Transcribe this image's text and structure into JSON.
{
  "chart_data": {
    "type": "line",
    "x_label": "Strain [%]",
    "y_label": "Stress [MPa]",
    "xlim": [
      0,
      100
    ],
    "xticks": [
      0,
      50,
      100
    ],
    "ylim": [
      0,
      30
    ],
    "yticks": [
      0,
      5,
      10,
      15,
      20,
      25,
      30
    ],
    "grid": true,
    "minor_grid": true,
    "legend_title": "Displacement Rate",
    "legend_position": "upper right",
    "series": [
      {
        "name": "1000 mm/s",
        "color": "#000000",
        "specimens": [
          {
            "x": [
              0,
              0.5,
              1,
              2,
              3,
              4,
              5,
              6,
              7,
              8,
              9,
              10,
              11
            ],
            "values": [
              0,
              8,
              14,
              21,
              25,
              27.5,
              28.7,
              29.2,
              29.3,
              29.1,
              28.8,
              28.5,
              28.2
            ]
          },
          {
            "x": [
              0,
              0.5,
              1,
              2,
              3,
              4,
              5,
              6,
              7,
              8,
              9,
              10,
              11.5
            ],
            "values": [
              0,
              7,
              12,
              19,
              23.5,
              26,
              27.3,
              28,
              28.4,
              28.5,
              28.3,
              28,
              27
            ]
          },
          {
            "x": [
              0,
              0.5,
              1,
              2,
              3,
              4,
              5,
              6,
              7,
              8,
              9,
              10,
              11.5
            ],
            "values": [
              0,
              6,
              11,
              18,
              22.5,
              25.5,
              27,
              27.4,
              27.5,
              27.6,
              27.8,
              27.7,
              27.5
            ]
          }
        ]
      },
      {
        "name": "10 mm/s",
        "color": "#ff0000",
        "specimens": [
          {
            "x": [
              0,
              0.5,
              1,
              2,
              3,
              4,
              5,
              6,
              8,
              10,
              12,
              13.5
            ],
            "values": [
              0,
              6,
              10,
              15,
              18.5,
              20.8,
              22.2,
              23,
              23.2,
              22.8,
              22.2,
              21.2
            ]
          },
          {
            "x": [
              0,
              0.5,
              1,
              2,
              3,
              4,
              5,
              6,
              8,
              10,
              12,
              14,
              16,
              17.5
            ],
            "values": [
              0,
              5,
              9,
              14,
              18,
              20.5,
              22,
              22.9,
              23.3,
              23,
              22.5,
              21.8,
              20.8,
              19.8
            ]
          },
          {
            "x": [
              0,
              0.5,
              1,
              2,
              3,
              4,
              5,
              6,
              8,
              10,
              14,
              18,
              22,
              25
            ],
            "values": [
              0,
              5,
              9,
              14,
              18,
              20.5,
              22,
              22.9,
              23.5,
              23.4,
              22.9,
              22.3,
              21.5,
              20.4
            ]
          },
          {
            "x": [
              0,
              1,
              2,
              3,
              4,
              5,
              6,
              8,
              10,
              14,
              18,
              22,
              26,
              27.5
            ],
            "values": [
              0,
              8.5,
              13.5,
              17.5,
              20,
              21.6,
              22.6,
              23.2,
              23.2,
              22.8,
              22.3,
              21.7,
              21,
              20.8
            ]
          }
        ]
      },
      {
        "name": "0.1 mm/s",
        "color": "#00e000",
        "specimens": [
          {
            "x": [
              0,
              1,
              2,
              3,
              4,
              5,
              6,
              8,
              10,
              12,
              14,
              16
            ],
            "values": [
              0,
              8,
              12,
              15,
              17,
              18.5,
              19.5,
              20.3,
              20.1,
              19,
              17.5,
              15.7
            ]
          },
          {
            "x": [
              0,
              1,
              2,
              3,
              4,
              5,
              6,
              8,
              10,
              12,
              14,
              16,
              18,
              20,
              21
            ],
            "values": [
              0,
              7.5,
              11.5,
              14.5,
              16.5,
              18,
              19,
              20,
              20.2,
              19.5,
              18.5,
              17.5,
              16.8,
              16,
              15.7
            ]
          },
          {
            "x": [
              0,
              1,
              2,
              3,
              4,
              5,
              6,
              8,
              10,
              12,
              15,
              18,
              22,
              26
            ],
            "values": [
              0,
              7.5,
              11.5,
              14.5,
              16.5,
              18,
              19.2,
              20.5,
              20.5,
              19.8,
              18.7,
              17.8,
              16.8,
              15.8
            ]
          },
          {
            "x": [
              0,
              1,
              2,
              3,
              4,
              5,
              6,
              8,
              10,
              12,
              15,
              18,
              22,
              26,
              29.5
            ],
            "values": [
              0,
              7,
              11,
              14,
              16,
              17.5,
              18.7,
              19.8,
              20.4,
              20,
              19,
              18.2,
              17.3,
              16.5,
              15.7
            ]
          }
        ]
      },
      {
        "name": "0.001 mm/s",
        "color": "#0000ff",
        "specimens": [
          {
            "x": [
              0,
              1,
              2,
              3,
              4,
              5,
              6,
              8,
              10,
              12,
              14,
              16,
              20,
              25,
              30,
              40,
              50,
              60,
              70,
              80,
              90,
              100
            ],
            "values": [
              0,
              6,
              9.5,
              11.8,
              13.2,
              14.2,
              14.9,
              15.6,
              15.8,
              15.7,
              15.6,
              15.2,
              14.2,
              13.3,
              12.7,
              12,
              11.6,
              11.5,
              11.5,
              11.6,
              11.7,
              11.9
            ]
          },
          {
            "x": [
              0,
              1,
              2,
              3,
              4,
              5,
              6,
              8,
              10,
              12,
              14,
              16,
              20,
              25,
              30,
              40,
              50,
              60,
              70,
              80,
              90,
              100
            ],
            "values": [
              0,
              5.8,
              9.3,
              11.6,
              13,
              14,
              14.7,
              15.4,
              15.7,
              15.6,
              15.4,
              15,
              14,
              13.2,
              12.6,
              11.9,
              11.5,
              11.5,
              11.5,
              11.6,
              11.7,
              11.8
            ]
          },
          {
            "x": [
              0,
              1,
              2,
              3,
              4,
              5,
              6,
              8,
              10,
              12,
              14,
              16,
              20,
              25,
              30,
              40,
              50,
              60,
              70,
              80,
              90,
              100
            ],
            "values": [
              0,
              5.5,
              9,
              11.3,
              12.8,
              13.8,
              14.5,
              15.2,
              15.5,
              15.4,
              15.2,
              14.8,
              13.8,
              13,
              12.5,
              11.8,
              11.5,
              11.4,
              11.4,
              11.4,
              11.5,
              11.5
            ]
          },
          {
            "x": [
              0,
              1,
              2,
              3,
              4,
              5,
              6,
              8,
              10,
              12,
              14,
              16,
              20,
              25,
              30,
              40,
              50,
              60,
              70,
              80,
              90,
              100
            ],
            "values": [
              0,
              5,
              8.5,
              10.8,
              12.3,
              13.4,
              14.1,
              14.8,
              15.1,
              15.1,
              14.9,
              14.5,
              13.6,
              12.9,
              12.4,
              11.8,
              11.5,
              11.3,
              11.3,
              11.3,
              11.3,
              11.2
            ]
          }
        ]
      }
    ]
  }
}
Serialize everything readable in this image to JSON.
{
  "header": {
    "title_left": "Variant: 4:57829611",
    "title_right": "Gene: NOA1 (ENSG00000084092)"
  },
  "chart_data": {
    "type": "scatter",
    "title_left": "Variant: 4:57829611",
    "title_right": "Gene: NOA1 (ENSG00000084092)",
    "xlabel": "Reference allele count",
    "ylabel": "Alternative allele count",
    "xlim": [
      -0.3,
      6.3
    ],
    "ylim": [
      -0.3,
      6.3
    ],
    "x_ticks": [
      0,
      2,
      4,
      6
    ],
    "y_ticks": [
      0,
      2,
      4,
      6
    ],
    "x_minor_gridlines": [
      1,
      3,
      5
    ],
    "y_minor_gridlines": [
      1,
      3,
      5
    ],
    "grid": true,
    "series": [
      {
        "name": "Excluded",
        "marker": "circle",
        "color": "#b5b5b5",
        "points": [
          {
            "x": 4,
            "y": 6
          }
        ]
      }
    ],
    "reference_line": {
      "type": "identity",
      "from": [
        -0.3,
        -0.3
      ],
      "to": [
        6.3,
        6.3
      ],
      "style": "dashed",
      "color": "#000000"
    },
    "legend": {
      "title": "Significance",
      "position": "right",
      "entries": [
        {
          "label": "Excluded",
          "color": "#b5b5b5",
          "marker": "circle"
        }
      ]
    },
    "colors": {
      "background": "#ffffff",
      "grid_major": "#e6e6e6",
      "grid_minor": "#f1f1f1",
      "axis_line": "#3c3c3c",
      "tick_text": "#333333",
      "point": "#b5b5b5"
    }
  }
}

........

* [WHAT TO WORK ON]
List every line above that contains the word "this".

* [SOLVED PROBLEM]
Transcribe this image's text and structure into JSON.
Serialize everything readable in this image to JSON.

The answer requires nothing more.